→ INSTRUCTIONS FOR THE TASK
Wherever the word "تحریم" appears in the entries, copy the whole line.

Data listing:

-- Start --

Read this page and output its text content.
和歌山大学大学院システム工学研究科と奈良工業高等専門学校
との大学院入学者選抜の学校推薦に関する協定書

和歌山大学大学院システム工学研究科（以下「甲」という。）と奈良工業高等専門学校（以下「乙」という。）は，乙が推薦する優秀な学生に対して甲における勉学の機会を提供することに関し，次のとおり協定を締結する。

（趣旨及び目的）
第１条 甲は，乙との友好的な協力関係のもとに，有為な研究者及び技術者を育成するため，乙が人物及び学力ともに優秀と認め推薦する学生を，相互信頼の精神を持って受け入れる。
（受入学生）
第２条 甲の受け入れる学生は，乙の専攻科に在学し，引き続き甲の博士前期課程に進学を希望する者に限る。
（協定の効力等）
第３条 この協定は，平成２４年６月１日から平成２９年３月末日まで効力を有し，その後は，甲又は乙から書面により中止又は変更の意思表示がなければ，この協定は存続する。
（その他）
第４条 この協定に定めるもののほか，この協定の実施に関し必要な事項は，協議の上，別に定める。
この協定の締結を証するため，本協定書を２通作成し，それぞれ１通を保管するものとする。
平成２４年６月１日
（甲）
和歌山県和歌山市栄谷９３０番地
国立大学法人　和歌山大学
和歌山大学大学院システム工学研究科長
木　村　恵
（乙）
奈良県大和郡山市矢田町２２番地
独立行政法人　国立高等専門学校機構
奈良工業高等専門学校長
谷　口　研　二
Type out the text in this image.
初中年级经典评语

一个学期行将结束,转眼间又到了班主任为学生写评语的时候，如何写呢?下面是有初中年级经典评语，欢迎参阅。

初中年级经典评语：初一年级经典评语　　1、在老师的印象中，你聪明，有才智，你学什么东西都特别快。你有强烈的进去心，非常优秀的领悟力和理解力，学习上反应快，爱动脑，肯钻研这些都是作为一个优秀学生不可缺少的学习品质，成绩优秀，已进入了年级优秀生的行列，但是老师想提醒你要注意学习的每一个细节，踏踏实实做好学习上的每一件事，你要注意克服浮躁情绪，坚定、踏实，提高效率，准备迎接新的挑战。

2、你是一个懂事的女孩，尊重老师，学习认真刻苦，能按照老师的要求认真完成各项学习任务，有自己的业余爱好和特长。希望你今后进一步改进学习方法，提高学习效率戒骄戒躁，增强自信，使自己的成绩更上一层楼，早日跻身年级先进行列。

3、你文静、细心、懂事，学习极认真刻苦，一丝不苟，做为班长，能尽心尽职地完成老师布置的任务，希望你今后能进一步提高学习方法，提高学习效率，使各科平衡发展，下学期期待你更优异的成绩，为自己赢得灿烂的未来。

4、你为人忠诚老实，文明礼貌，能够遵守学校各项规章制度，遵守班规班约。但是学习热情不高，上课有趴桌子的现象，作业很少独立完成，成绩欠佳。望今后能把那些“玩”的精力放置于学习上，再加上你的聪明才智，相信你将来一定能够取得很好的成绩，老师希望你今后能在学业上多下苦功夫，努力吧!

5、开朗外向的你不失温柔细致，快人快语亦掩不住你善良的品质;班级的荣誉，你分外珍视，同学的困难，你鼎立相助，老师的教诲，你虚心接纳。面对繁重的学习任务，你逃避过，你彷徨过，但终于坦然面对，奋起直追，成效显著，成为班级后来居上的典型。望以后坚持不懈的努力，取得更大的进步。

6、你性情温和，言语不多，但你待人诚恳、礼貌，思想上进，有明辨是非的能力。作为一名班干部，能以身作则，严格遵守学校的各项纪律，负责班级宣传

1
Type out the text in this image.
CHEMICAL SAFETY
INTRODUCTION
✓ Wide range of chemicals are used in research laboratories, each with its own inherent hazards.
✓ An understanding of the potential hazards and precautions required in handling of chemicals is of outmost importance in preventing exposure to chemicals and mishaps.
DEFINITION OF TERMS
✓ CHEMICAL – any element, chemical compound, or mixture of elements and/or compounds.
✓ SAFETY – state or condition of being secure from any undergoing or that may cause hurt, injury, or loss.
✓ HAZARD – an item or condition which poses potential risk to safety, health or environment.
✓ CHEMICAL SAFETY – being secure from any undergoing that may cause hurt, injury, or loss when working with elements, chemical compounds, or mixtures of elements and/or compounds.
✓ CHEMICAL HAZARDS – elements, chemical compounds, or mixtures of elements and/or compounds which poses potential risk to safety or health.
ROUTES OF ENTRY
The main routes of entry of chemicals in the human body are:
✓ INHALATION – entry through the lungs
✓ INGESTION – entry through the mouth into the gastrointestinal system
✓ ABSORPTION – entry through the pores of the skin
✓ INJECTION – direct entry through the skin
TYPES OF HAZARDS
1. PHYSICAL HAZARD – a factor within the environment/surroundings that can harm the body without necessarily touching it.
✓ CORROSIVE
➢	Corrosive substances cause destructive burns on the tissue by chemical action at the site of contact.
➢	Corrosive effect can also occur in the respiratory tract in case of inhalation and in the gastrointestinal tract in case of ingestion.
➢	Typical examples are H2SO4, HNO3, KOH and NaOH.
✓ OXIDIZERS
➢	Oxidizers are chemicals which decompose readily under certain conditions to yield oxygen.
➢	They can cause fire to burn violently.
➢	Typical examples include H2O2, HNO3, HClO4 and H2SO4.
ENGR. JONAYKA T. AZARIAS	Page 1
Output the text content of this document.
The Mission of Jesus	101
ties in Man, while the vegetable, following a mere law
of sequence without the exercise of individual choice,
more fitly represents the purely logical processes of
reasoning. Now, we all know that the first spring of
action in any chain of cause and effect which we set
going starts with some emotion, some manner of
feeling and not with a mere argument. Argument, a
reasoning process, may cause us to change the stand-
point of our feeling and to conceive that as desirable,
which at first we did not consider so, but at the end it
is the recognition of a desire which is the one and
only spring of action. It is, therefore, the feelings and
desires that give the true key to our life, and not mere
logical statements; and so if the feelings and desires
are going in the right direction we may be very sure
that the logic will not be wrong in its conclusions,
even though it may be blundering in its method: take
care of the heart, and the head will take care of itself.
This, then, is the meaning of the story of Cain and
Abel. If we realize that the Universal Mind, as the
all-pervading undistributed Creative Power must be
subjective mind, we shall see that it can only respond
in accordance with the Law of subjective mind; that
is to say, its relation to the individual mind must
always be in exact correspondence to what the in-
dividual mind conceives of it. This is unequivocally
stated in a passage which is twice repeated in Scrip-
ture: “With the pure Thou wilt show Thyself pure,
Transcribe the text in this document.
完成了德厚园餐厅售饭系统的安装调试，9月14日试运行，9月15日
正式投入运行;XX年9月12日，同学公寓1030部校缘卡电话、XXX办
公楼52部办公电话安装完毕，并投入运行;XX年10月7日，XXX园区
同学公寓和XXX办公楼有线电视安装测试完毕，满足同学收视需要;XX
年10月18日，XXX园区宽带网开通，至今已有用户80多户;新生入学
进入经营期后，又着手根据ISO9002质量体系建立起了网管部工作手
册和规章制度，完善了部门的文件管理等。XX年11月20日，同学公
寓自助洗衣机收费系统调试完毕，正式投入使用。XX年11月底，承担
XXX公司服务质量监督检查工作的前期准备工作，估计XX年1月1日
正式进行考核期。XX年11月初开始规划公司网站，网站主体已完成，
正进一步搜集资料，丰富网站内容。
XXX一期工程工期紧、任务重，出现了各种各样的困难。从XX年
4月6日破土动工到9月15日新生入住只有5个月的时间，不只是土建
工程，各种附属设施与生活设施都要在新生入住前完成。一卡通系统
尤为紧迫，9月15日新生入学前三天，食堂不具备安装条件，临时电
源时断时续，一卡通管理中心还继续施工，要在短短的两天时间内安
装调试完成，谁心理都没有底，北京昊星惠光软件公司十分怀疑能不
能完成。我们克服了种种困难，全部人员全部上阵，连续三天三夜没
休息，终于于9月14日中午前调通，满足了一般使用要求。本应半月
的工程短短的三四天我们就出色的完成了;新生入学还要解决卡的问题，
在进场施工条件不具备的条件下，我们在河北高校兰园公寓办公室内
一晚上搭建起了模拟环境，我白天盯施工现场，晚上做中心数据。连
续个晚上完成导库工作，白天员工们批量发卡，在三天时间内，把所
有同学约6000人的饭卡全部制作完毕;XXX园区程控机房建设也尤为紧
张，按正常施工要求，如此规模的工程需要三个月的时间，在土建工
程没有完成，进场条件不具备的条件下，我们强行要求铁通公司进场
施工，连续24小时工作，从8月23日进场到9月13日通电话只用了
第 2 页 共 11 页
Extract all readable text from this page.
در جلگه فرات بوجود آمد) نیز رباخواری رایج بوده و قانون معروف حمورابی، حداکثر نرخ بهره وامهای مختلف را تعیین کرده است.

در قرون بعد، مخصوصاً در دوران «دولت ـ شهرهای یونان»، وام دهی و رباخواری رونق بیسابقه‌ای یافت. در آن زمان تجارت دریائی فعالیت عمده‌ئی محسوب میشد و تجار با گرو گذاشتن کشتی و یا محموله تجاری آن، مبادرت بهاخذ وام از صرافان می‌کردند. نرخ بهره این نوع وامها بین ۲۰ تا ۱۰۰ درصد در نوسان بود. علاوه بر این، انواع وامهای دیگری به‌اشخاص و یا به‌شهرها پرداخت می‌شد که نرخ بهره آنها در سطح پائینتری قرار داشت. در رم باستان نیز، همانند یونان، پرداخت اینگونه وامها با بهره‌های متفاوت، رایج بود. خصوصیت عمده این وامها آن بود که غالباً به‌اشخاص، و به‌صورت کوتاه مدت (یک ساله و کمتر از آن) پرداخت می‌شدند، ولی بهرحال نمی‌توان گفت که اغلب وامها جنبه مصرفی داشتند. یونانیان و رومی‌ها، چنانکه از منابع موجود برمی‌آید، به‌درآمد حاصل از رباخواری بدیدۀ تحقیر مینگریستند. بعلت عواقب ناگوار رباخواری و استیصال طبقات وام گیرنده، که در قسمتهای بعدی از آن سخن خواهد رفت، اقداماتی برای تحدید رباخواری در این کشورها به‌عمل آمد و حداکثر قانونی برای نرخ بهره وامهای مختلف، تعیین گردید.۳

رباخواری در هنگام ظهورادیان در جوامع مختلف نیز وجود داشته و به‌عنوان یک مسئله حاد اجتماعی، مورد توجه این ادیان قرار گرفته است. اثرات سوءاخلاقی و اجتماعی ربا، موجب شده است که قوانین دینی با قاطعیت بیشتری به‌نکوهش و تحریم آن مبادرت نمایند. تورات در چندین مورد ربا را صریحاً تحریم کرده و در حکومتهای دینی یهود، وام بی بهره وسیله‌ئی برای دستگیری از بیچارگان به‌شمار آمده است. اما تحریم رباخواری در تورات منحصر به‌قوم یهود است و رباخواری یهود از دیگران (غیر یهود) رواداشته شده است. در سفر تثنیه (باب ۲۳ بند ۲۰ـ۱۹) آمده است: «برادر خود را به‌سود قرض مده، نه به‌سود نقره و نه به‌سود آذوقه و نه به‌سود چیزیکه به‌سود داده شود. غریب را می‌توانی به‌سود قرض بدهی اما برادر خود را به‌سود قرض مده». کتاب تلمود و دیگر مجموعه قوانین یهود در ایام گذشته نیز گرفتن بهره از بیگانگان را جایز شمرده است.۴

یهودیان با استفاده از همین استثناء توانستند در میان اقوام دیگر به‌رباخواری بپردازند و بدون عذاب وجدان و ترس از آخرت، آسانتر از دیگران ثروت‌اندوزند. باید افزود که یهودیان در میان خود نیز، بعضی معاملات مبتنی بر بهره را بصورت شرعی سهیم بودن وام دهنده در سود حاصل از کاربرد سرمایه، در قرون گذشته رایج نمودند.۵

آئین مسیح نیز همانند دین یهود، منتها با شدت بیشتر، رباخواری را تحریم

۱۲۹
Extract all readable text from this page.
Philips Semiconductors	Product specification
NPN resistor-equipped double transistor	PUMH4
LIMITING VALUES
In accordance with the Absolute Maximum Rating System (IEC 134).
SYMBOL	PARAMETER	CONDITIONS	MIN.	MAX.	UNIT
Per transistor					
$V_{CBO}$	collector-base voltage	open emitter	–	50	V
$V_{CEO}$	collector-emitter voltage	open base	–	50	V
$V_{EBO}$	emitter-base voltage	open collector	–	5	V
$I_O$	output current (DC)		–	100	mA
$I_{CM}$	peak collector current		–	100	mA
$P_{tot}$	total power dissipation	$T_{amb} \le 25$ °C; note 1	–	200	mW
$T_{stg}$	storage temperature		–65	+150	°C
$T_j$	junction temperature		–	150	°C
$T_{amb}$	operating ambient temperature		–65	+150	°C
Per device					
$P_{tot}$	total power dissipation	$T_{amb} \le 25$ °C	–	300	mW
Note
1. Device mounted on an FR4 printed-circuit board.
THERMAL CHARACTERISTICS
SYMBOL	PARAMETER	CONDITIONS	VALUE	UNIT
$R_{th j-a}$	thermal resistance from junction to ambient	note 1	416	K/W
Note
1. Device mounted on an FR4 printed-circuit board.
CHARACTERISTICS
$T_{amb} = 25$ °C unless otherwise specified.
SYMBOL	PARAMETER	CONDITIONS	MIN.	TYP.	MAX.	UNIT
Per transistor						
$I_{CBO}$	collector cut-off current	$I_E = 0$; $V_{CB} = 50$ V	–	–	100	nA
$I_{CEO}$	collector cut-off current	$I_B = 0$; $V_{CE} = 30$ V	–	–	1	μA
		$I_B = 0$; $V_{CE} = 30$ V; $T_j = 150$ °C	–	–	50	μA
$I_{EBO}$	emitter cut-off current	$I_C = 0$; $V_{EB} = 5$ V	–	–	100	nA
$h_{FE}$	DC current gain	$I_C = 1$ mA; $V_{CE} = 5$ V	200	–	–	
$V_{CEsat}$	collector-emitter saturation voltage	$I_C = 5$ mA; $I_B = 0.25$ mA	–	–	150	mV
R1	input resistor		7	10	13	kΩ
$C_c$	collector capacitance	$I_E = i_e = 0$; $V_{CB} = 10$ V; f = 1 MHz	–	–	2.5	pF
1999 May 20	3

-- End --

→ RIGHT ANSWER
رباخواری در هنگام ظهورادیان در جوامع مختلف نیز وجود داشته و به‌عنوان یک مسئله حاد اجتماعی، مورد توجه این ادیان قرار گرفته است. اثرات سوءاخلاقی و اجتماعی ربا، موجب شده است که قوانین دینی با قاطعیت بیشتری به‌نکوهش و تحریم آن مبادرت نمایند. تورات در چندین مورد ربا را صریحاً تحریم کرده و در حکومتهای دینی یهود، وام بی بهره وسیله‌ئی برای دستگیری از بیچارگان به‌شمار آمده است. اما تحریم رباخواری در تورات منحصر به‌قوم یهود است و رباخواری یهود از دیگران (غیر یهود) رواداشته شده است. در سفر تثنیه (باب ۲۳ بند ۲۰ـ۱۹) آمده است: «برادر خود را به‌سود قرض مده، نه به‌سود نقره و نه به‌سود آذوقه و نه به‌سود چیزیکه به‌سود داده شود. غریب را می‌توانی به‌سود قرض بدهی اما برادر خود را به‌سود قرض مده». کتاب تلمود و دیگر مجموعه قوانین یهود در ایام گذشته نیز گرفتن بهره از بیگانگان را جایز شمرده است.۴
آئین مسیح نیز همانند دین یهود، منتها با شدت بیشتر، رباخواری را تحریم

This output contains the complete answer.